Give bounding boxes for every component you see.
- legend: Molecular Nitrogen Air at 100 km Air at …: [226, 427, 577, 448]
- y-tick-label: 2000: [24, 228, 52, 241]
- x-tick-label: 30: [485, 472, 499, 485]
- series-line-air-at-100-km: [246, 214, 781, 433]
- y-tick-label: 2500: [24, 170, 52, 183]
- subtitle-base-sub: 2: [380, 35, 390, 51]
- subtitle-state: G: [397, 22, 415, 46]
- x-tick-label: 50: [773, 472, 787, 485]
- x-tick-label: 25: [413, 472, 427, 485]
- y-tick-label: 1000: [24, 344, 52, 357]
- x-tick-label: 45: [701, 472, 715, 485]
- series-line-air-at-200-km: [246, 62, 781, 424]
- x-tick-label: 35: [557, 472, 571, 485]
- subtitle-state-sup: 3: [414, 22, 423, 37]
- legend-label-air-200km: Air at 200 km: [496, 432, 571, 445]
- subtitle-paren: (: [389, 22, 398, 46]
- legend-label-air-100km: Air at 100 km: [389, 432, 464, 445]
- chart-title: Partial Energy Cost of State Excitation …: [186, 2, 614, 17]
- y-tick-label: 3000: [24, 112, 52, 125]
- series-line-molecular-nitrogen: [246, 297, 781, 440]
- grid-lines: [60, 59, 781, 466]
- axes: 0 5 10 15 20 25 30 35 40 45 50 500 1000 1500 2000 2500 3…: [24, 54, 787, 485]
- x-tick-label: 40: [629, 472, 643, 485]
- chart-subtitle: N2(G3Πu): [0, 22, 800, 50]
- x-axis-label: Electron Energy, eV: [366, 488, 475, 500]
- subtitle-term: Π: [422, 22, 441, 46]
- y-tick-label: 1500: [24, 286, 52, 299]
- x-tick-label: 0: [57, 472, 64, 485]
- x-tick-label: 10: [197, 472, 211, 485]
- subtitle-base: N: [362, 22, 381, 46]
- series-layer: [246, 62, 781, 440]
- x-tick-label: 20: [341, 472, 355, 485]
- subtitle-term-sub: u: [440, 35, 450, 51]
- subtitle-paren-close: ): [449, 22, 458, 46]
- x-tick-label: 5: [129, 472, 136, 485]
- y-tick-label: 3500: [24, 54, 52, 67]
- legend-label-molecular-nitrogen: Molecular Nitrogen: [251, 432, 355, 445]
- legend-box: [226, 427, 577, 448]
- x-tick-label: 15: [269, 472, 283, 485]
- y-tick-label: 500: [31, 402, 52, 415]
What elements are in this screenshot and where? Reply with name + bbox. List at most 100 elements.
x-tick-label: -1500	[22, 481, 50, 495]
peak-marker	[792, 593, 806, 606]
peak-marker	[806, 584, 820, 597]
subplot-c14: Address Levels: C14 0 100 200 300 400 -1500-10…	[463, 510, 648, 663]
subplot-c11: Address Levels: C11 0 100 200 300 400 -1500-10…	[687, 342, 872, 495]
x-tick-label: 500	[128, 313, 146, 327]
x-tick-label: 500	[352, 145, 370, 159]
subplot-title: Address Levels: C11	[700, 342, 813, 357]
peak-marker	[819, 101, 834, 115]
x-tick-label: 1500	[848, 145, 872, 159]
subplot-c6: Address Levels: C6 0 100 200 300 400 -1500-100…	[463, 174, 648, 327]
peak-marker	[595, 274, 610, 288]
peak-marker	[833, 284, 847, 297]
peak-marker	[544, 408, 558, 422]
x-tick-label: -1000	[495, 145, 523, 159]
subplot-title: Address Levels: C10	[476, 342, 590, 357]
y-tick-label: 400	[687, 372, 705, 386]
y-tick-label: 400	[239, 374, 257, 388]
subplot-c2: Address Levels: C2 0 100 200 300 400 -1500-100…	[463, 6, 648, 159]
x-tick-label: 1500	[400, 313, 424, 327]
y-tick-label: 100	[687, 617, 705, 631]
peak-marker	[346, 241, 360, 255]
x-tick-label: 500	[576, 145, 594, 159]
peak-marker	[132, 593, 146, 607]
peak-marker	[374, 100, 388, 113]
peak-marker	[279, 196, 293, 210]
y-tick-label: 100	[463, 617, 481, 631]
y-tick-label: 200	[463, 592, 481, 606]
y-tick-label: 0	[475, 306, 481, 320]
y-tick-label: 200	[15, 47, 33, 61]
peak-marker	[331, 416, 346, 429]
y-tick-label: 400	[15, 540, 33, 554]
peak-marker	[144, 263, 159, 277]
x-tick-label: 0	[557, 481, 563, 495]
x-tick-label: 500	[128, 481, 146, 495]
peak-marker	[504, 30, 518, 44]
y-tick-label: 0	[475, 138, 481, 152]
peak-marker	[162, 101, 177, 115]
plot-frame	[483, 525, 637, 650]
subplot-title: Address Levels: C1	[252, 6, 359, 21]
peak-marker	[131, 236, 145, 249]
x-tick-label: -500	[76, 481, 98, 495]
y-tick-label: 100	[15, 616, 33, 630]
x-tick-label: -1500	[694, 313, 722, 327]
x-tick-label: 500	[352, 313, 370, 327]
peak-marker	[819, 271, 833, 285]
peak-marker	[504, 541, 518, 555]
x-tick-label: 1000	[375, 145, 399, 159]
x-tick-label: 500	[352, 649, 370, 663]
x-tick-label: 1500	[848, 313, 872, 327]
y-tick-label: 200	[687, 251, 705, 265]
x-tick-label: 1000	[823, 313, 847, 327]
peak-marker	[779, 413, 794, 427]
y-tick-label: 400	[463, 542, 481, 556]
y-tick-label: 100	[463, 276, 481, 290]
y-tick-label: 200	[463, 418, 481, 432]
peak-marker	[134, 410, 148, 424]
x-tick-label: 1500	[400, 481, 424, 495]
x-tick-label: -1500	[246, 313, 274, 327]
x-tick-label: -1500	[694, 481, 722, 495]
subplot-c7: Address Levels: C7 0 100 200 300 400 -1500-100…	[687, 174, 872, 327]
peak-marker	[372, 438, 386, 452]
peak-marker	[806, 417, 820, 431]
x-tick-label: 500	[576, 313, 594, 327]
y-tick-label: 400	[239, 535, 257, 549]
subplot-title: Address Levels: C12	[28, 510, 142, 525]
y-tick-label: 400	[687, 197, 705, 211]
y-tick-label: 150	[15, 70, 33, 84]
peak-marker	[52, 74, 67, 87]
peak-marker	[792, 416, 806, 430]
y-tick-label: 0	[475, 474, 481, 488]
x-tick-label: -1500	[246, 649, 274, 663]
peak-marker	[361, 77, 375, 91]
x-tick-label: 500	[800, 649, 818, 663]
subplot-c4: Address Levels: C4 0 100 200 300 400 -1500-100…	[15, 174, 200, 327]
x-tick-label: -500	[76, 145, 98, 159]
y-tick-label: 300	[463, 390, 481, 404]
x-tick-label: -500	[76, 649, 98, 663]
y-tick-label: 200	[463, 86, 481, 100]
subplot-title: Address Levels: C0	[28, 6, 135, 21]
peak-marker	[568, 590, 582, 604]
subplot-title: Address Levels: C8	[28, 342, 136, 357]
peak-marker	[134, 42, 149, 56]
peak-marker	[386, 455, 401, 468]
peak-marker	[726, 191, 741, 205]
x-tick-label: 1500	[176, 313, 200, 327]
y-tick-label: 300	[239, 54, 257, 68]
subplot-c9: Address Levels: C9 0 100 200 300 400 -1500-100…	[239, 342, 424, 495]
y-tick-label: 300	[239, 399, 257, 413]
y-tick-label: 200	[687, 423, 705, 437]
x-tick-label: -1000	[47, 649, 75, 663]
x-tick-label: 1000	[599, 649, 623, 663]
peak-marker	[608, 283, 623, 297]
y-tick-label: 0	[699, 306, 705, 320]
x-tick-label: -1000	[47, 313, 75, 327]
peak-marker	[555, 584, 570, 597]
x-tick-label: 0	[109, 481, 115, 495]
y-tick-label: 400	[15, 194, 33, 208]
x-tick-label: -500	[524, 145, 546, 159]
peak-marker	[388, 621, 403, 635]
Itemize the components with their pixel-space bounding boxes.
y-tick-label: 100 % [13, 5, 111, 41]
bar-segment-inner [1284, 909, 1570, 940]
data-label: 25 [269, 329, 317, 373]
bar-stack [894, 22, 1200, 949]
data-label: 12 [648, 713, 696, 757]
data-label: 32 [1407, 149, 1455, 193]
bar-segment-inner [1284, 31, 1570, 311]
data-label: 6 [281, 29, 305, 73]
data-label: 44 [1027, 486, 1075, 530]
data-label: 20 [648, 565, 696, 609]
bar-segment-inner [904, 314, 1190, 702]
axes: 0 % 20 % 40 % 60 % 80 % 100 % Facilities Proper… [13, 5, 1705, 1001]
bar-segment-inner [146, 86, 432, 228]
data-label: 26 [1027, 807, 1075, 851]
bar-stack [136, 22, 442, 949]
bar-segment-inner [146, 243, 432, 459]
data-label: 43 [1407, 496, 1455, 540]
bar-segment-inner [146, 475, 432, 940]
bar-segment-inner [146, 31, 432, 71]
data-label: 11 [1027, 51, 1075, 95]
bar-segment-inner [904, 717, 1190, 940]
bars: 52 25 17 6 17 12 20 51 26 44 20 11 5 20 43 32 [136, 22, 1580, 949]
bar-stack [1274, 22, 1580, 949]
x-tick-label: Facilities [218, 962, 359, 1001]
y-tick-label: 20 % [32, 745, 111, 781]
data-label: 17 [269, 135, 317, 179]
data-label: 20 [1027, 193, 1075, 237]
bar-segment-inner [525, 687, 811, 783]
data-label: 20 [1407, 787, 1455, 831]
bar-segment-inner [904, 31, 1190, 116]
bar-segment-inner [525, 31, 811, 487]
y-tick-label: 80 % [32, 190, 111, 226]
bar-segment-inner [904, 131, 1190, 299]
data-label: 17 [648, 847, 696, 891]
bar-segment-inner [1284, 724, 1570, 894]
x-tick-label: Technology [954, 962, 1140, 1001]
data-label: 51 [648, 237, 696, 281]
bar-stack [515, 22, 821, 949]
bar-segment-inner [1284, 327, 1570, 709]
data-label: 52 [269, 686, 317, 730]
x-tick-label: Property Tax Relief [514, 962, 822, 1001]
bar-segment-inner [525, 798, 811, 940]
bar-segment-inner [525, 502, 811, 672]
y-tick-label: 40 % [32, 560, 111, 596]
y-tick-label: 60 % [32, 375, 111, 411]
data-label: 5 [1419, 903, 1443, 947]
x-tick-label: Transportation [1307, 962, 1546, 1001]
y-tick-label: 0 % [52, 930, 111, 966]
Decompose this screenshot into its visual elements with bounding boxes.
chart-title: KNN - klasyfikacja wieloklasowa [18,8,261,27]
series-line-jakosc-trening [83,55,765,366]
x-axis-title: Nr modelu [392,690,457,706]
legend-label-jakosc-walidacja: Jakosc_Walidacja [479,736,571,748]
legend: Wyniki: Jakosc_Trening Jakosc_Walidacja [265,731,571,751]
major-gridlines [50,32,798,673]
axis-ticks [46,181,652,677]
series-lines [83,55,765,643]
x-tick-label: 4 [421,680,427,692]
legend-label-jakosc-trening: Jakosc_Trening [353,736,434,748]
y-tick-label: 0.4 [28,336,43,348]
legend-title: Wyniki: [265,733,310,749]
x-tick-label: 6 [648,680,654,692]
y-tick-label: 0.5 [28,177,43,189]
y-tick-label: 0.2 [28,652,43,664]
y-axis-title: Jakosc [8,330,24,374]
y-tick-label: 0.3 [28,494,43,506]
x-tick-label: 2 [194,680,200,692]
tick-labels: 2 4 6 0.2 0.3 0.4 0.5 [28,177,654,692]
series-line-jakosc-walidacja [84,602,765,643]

__PROBLEM TO WORK ON__: Can you give the data again from its first line through the line containing "- x-tick-label: 50: [773, 472, 787, 485]", swapping "Molecular Nitrogen" for "Diatomic Nitrogen" and leaving everything else unchanged?

__RESPONSE__:
Give bounding boxes for every component you see.
- legend: Diatomic Nitrogen Air at 100 km Air at …: [226, 427, 577, 448]
- y-tick-label: 2000: [24, 228, 52, 241]
- x-tick-label: 30: [485, 472, 499, 485]
- series-line-air-at-100-km: [246, 214, 781, 433]
- y-tick-label: 2500: [24, 170, 52, 183]
- subtitle-base-sub: 2: [380, 35, 390, 51]
- subtitle-state: G: [397, 22, 415, 46]
- x-tick-label: 50: [773, 472, 787, 485]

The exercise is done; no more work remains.